[Extracted data entries]
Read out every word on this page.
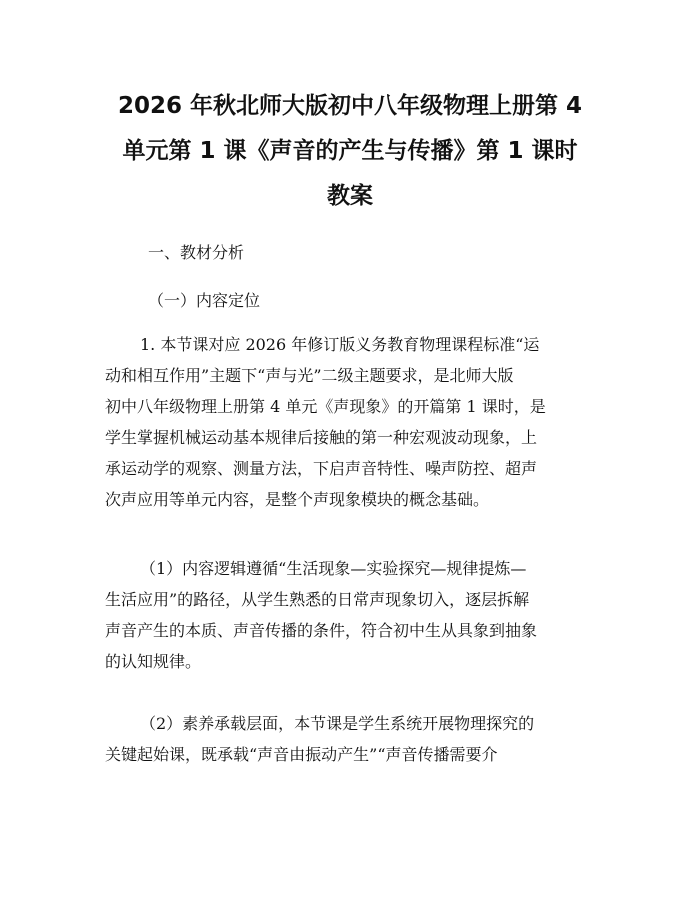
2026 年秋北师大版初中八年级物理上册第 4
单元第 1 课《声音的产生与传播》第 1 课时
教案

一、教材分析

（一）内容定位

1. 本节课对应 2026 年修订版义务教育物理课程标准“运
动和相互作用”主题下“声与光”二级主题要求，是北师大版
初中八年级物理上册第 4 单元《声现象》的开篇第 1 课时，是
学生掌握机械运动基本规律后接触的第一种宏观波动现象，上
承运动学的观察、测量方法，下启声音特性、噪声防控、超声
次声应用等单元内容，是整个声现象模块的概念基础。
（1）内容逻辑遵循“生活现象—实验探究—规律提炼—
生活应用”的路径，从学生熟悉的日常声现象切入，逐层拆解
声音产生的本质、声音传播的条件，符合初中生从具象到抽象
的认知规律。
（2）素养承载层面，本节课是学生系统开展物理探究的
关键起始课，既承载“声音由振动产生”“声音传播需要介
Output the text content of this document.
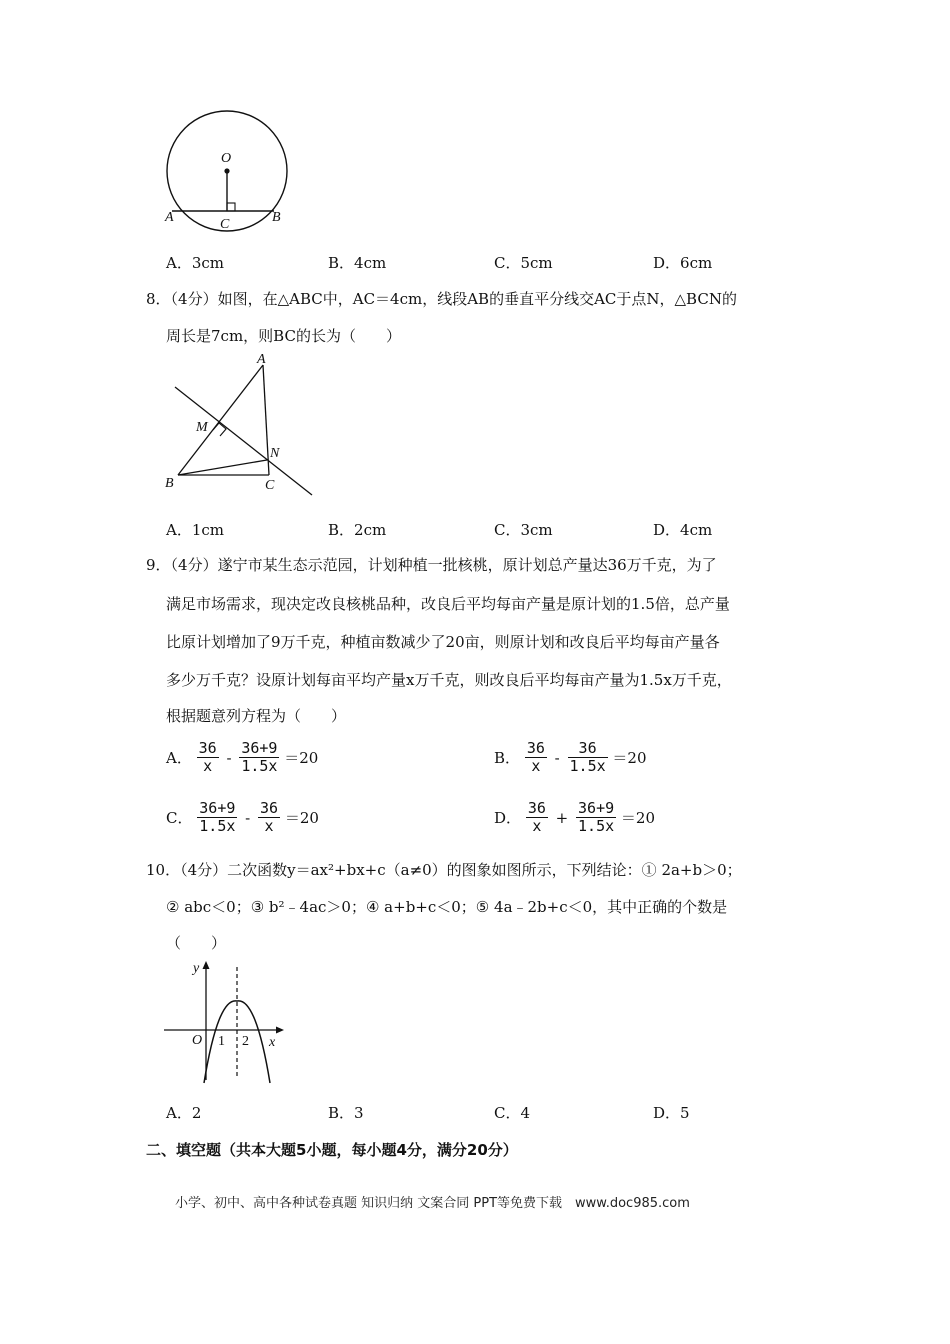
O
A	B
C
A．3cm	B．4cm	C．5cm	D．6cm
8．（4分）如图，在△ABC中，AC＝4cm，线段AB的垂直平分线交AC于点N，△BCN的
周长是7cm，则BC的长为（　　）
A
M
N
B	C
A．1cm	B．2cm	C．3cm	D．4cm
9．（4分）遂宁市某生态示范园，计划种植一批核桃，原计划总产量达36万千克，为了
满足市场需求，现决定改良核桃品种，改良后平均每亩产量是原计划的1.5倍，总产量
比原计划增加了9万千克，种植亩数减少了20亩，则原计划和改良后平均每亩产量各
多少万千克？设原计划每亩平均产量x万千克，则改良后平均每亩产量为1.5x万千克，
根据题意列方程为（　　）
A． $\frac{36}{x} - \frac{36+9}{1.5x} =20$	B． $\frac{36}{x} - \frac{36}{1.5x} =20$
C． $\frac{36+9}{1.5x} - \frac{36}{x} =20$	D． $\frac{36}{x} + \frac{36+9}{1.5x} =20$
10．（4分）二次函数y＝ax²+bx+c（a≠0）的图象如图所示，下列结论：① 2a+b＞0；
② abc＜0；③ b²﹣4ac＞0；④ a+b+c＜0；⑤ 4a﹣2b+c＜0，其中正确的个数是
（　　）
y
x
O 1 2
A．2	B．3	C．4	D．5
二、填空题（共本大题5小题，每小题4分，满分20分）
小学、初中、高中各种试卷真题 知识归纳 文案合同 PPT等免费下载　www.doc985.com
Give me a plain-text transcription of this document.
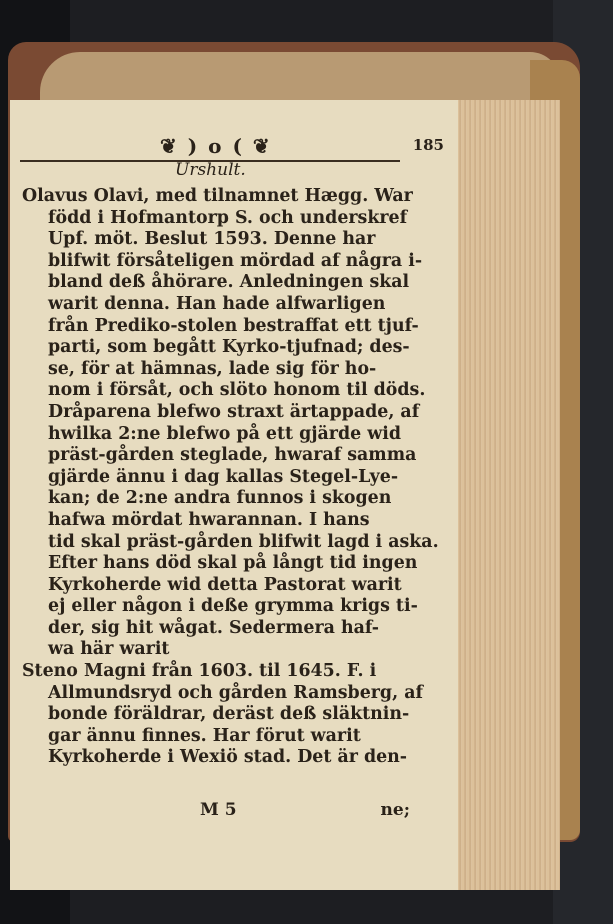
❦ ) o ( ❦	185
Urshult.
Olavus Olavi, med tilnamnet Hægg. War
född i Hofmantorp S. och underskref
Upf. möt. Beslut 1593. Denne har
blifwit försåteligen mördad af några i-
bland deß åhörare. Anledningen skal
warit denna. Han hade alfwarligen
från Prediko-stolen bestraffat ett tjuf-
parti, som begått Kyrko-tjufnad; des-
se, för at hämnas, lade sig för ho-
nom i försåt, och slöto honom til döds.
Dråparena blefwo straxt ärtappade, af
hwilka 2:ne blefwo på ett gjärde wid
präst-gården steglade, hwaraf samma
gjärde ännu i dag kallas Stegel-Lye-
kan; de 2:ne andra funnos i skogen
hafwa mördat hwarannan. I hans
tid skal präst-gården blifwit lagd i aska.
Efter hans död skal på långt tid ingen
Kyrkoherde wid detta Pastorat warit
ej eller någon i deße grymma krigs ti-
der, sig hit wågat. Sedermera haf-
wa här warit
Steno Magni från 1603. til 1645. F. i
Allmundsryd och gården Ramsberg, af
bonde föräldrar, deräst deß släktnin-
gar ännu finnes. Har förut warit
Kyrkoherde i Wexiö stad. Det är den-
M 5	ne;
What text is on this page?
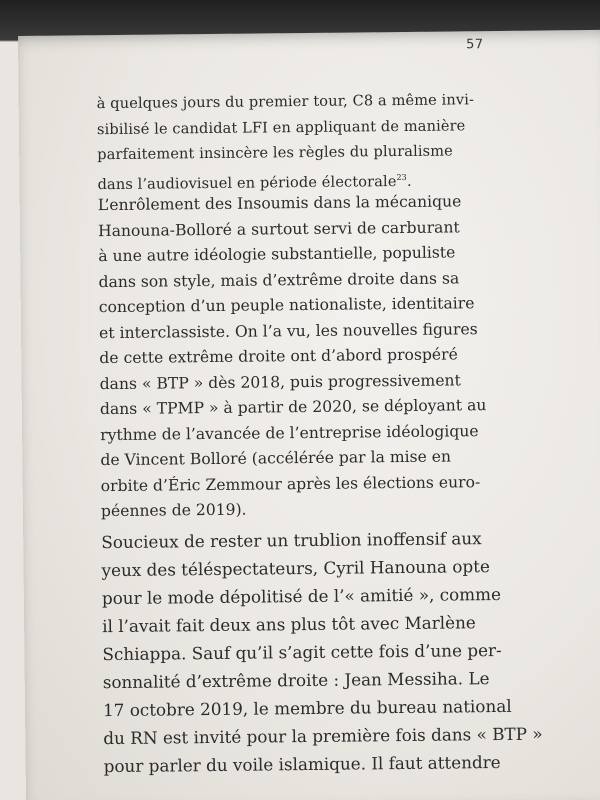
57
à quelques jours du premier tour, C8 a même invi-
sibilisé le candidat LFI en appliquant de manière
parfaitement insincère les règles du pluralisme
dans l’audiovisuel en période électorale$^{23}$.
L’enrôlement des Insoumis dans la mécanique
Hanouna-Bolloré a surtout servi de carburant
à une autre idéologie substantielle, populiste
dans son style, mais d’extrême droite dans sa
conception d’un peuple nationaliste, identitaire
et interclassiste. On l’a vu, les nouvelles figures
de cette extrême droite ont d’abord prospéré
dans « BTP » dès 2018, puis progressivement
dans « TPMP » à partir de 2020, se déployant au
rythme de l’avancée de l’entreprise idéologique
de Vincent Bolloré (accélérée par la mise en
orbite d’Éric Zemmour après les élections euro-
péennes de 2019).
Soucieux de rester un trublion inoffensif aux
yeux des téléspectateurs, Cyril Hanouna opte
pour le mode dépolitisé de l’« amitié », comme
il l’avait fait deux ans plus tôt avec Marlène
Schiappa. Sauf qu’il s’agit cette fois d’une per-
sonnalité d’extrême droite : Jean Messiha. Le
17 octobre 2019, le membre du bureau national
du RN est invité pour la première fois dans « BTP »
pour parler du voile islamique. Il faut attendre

### Objective
Copy the listing over exactly, skipping the pictures it holds.

### The answer
Read out every word on this page.
2026 年秋北师大版初中八年级物理上册第 4
单元第 1 课《声音的产生与传播》第 1 课时
教案

一、教材分析

（一）内容定位

1. 本节课对应 2026 年修订版义务教育物理课程标准“运
动和相互作用”主题下“声与光”二级主题要求，是北师大版
初中八年级物理上册第 4 单元《声现象》的开篇第 1 课时，是
学生掌握机械运动基本规律后接触的第一种宏观波动现象，上
承运动学的观察、测量方法，下启声音特性、噪声防控、超声
次声应用等单元内容，是整个声现象模块的概念基础。
（1）内容逻辑遵循“生活现象—实验探究—规律提炼—
生活应用”的路径，从学生熟悉的日常声现象切入，逐层拆解
声音产生的本质、声音传播的条件，符合初中生从具象到抽象
的认知规律。
（2）素养承载层面，本节课是学生系统开展物理探究的
关键起始课，既承载“声音由振动产生”“声音传播需要介
Output the text content of this document.
O
A	B
C
A．3cm	B．4cm	C．5cm	D．6cm
8．（4分）如图，在△ABC中，AC＝4cm，线段AB的垂直平分线交AC于点N，△BCN的
周长是7cm，则BC的长为（　　）
A
M
N
B	C
A．1cm	B．2cm	C．3cm	D．4cm
9．（4分）遂宁市某生态示范园，计划种植一批核桃，原计划总产量达36万千克，为了
满足市场需求，现决定改良核桃品种，改良后平均每亩产量是原计划的1.5倍，总产量
比原计划增加了9万千克，种植亩数减少了20亩，则原计划和改良后平均每亩产量各
多少万千克？设原计划每亩平均产量x万千克，则改良后平均每亩产量为1.5x万千克，
根据题意列方程为（　　）
A． $\frac{36}{x} - \frac{36+9}{1.5x} =20$	B． $\frac{36}{x} - \frac{36}{1.5x} =20$
C． $\frac{36+9}{1.5x} - \frac{36}{x} =20$	D． $\frac{36}{x} + \frac{36+9}{1.5x} =20$
10．（4分）二次函数y＝ax²+bx+c（a≠0）的图象如图所示，下列结论：① 2a+b＞0；
② abc＜0；③ b²﹣4ac＞0；④ a+b+c＜0；⑤ 4a﹣2b+c＜0，其中正确的个数是
（　　）
y
x
O 1 2
A．2	B．3	C．4	D．5
二、填空题（共本大题5小题，每小题4分，满分20分）
小学、初中、高中各种试卷真题 知识归纳 文案合同 PPT等免费下载　www.doc985.com
Give me a plain-text transcription of this document.
❦ ) o ( ❦	185
Urshult.
Olavus Olavi, med tilnamnet Hægg. War
född i Hofmantorp S. och underskref
Upf. möt. Beslut 1593. Denne har
blifwit försåteligen mördad af några i-
bland deß åhörare. Anledningen skal
warit denna. Han hade alfwarligen
från Prediko-stolen bestraffat ett tjuf-
parti, som begått Kyrko-tjufnad; des-
se, för at hämnas, lade sig för ho-
nom i försåt, och slöto honom til döds.
Dråparena blefwo straxt ärtappade, af
hwilka 2:ne blefwo på ett gjärde wid
präst-gården steglade, hwaraf samma
gjärde ännu i dag kallas Stegel-Lye-
kan; de 2:ne andra funnos i skogen
hafwa mördat hwarannan. I hans
tid skal präst-gården blifwit lagd i aska.
Efter hans död skal på långt tid ingen
Kyrkoherde wid detta Pastorat warit
ej eller någon i deße grymma krigs ti-
der, sig hit wågat. Sedermera haf-
wa här warit
Steno Magni från 1603. til 1645. F. i
Allmundsryd och gården Ramsberg, af
bonde föräldrar, deräst deß släktnin-
gar ännu finnes. Har förut warit
Kyrkoherde i Wexiö stad. Det är den-
M 5	ne;
What text is on this page?
57
à quelques jours du premier tour, C8 a même invi-
sibilisé le candidat LFI en appliquant de manière
parfaitement insincère les règles du pluralisme
dans l’audiovisuel en période électorale$^{23}$.
L’enrôlement des Insoumis dans la mécanique
Hanouna-Bolloré a surtout servi de carburant
à une autre idéologie substantielle, populiste
dans son style, mais d’extrême droite dans sa
conception d’un peuple nationaliste, identitaire
et interclassiste. On l’a vu, les nouvelles figures
de cette extrême droite ont d’abord prospéré
dans « BTP » dès 2018, puis progressivement
dans « TPMP » à partir de 2020, se déployant au
rythme de l’avancée de l’entreprise idéologique
de Vincent Bolloré (accélérée par la mise en
orbite d’Éric Zemmour après les élections euro-
péennes de 2019).
Soucieux de rester un trublion inoffensif aux
yeux des téléspectateurs, Cyril Hanouna opte
pour le mode dépolitisé de l’« amitié », comme
il l’avait fait deux ans plus tôt avec Marlène
Schiappa. Sauf qu’il s’agit cette fois d’une per-
sonnalité d’extrême droite : Jean Messiha. Le
17 octobre 2019, le membre du bureau national
du RN est invité pour la première fois dans « BTP »
pour parler du voile islamique. Il faut attendre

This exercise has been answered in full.